**Given task:** Copy each line of the records that contains the word "выявленного".

— START Source material —

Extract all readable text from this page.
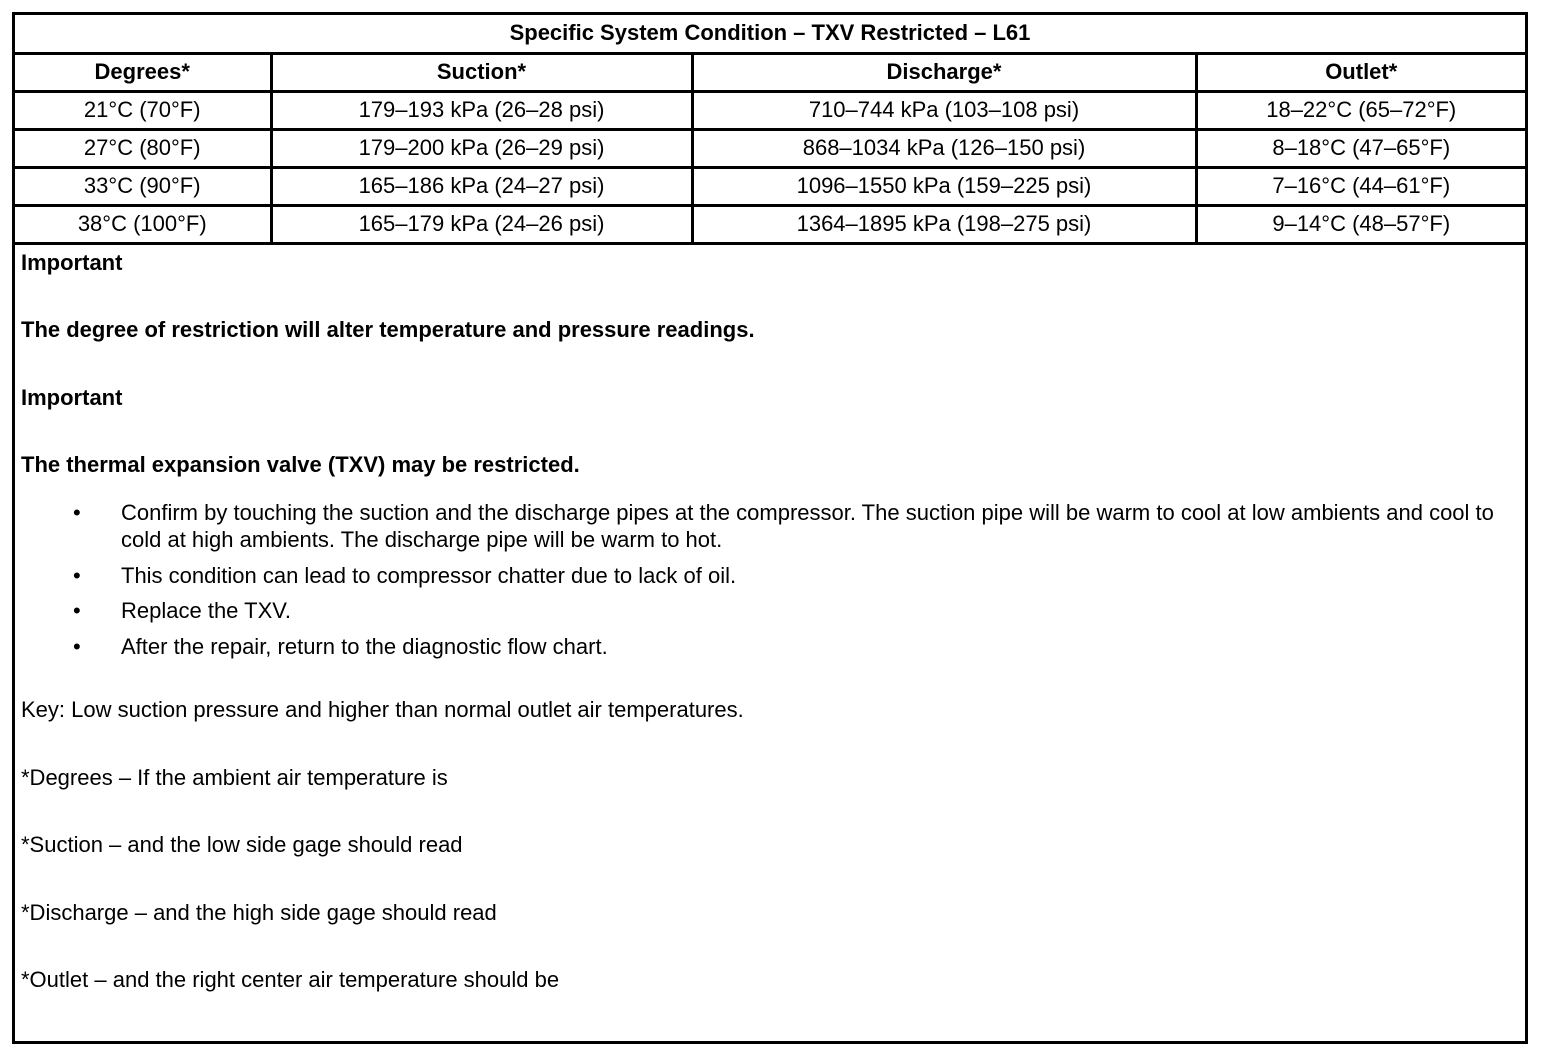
Specific System Condition – TXV Restricted – L61			
Degrees*	Suction*	Discharge*	Outlet*
21°C (70°F)	179–193 kPa (26–28 psi)	710–744 kPa (103–108 psi)	18–22°C (65–72°F)
27°C (80°F)	179–200 kPa (26–29 psi)	868–1034 kPa (126–150 psi)	8–18°C (47–65°F)
33°C (90°F)	165–186 kPa (24–27 psi)	1096–1550 kPa (159–225 psi)	7–16°C (44–61°F)
38°C (100°F)	165–179 kPa (24–26 psi)	1364–1895 kPa (198–275 psi)	9–14°C (48–57°F)

Important

The degree of restriction will alter temperature and pressure readings.

Important

The thermal expansion valve (TXV) may be restricted.

• Confirm by touching the suction and the discharge pipes at the compressor. The suction pipe will be warm to cool at low ambients and cool to cold at high ambients. The discharge pipe will be warm to hot.
• This condition can lead to compressor chatter due to lack of oil.
• Replace the TXV.
• After the repair, return to the diagnostic flow chart.

Key: Low suction pressure and higher than normal outlet air temperatures.

*Degrees – If the ambient air temperature is

*Suction – and the low side gage should read

*Discharge – and the high side gage should read

*Outlet – and the right center air temperature should be
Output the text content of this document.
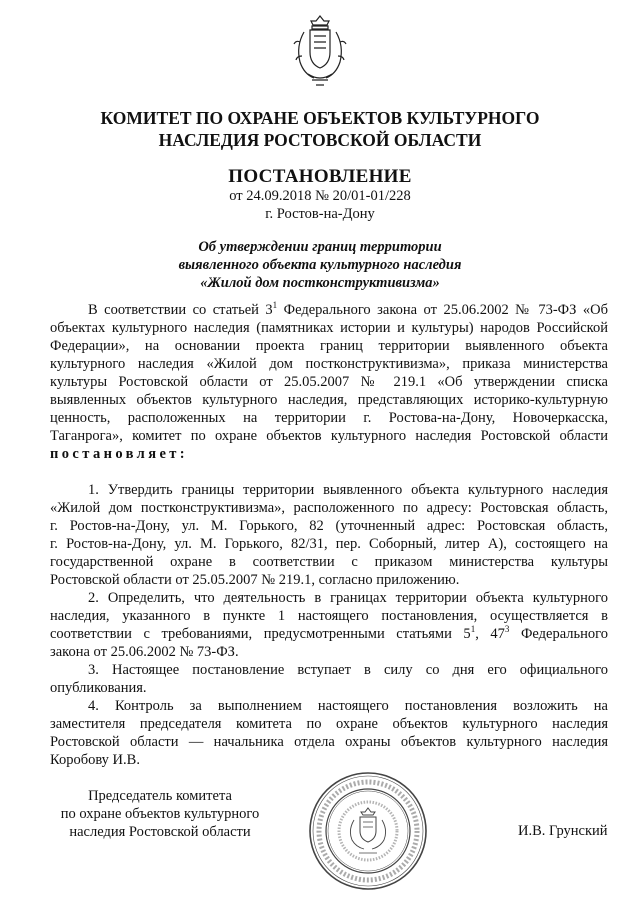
КОМИТЕТ ПО ОХРАНЕ ОБЪЕКТОВ КУЛЬТУРНОГО
НАСЛЕДИЯ РОСТОВСКОЙ ОБЛАСТИ
ПОСТАНОВЛЕНИЕ
от 24.09.2018 № 20/01-01/228
г. Ростов-на-Дону
Об утверждении границ территории
выявленного объекта культурного наследия
«Жилой дом постконструктивизма»
В соответствии со статьей $3^1$ Федерального закона от 25.06.2002 № 73-ФЗ «Об
объектах культурного наследия (памятниках истории и культуры) народов Российской
Федерации», на основании проекта границ территории выявленного объекта
культурного наследия «Жилой дом постконструктивизма», приказа министерства
культуры Ростовской области от 25.05.2007 № 219.1 «Об утверждении списка
выявленных объектов культурного наследия, представляющих историко-культурную
ценность, расположенных на территории г. Ростова-на-Дону, Новочеркасска,
Таганрога», комитет по охране объектов культурного наследия Ростовской области
постановляет:
1. Утвердить границы территории выявленного объекта культурного наследия
«Жилой дом постконструктивизма», расположенного по адресу: Ростовская область,
г. Ростов-на-Дону, ул. М. Горького, 82 (уточненный адрес: Ростовская область,
г. Ростов-на-Дону, ул. М. Горького, 82/31, пер. Соборный, литер А), состоящего на
государственной охране в соответствии с приказом министерства культуры
Ростовской области от 25.05.2007 № 219.1, согласно приложению.
2. Определить, что деятельность в границах территории объекта культурного
наследия, указанного в пункте 1 настоящего постановления, осуществляется в
соответствии с требованиями, предусмотренными статьями $5^1$, $47^3$ Федерального
закона от 25.06.2002 № 73-ФЗ.
3. Настоящее постановление вступает в силу со дня его официального
опубликования.
4. Контроль за выполнением настоящего постановления возложить на
заместителя председателя комитета по охране объектов культурного наследия
Ростовской области — начальника отдела охраны объектов культурного наследия
Коробову И.В.
Председатель комитета
по охране объектов культурного
наследия Ростовской области	И.В. Грунский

— END Source material —

**Result of this task:**
выявленного объекта культурного наследия
Федерации», на основании проекта границ территории выявленного объекта
1. Утвердить границы территории выявленного объекта культурного наследия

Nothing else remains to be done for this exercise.